## GOAL
Review the listing and copy each line that holds the word "document".

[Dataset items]

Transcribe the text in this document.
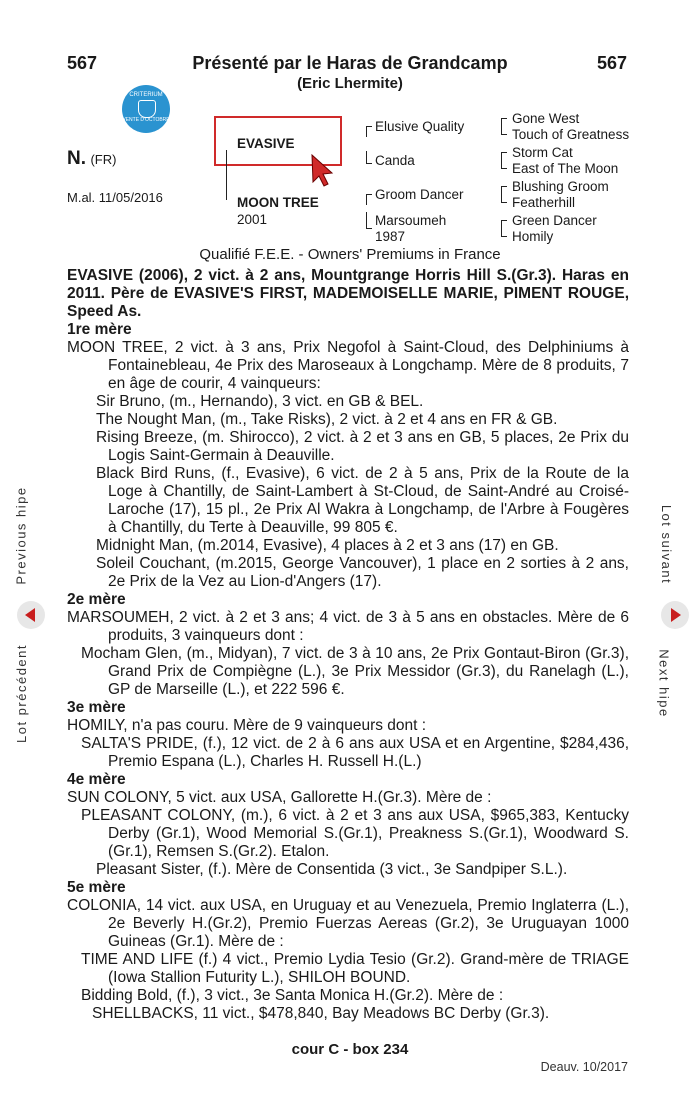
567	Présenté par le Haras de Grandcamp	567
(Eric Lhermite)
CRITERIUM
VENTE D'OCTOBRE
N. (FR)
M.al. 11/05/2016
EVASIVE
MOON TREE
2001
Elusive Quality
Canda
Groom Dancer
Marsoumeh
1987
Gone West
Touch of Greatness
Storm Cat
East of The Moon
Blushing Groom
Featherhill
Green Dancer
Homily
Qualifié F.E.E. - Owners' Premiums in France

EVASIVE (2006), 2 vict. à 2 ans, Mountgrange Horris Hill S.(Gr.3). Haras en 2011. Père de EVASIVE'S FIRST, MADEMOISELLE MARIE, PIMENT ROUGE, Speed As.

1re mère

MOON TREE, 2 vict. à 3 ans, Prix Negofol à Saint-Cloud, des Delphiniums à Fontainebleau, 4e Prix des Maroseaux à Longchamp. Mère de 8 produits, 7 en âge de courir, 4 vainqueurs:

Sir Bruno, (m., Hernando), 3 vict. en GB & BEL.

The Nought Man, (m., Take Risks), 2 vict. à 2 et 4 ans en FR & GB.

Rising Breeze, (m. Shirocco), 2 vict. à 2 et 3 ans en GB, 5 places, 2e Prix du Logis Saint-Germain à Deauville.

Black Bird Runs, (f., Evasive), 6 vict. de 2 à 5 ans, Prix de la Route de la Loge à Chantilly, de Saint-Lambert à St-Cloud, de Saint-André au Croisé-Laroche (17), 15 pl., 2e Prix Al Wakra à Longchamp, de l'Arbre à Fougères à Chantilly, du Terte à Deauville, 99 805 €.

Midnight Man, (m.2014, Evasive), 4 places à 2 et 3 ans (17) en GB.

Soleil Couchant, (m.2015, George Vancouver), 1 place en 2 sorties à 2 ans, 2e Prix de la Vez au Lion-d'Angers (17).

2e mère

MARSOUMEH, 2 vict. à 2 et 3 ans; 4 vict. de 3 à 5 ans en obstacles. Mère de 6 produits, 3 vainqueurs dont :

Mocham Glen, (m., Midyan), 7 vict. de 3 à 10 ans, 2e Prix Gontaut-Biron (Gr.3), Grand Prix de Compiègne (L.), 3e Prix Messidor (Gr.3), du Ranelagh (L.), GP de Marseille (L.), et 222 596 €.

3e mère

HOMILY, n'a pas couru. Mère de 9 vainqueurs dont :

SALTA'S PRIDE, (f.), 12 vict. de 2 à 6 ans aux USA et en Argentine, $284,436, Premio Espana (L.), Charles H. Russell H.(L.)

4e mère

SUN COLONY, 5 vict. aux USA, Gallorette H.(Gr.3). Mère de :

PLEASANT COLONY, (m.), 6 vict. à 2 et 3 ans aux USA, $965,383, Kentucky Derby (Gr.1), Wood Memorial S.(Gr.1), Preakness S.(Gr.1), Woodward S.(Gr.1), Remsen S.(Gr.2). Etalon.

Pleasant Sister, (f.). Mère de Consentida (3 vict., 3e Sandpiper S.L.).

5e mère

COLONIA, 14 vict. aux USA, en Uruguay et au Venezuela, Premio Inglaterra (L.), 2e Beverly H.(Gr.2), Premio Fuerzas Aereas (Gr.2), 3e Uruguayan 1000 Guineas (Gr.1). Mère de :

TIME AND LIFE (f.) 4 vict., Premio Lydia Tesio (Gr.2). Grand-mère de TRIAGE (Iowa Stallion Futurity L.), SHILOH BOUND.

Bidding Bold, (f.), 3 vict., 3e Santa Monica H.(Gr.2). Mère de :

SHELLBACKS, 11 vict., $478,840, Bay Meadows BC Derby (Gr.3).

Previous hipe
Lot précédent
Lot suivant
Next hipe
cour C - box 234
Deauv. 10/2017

==

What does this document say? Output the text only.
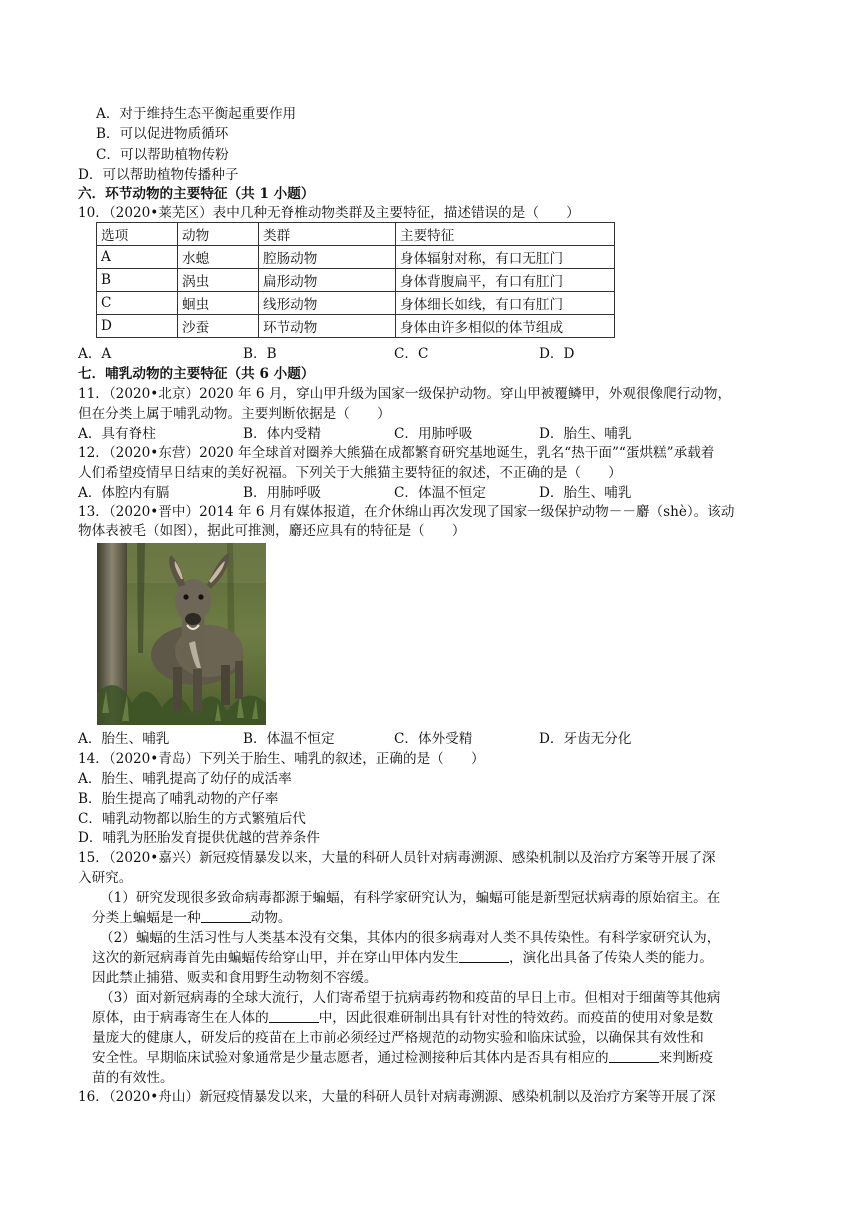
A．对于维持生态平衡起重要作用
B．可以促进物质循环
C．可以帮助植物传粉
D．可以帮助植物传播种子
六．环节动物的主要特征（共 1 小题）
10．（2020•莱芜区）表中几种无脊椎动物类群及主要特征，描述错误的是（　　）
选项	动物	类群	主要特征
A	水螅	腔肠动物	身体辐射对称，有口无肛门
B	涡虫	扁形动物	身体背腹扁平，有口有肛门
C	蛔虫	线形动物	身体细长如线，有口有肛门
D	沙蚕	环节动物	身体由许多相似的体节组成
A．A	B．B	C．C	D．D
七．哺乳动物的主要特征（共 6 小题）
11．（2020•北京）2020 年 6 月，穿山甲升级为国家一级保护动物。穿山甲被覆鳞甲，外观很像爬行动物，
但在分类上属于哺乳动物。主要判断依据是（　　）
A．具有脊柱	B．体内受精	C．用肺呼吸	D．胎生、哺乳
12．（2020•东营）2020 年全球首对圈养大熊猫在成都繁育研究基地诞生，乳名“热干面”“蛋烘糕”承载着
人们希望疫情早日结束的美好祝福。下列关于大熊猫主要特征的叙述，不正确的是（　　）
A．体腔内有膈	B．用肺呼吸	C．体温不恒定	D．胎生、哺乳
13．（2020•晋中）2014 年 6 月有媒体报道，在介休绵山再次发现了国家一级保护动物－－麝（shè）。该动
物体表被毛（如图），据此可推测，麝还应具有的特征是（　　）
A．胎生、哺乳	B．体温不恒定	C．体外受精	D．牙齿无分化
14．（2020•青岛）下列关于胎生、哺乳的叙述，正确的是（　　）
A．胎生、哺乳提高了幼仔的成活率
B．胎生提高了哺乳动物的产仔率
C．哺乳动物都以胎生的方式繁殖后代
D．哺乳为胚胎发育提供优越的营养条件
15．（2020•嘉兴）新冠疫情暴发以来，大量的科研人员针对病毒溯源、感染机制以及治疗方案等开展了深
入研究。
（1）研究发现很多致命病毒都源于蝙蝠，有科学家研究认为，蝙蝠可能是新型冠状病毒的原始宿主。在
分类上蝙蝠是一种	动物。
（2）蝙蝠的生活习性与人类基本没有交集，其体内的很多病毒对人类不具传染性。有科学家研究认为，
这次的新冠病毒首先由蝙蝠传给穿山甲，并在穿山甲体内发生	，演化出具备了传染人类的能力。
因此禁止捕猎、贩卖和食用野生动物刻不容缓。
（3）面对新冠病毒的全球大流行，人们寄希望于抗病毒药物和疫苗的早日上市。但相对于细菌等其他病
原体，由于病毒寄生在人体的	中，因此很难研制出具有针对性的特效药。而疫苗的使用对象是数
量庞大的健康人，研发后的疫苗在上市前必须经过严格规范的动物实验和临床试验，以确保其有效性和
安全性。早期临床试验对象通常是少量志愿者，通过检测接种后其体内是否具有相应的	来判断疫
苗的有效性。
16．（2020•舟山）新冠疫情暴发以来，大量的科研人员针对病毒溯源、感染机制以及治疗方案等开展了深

## ANSWER TO THE PROBLEM
Transcribe the text in this document.
What does this document say? Output the text only.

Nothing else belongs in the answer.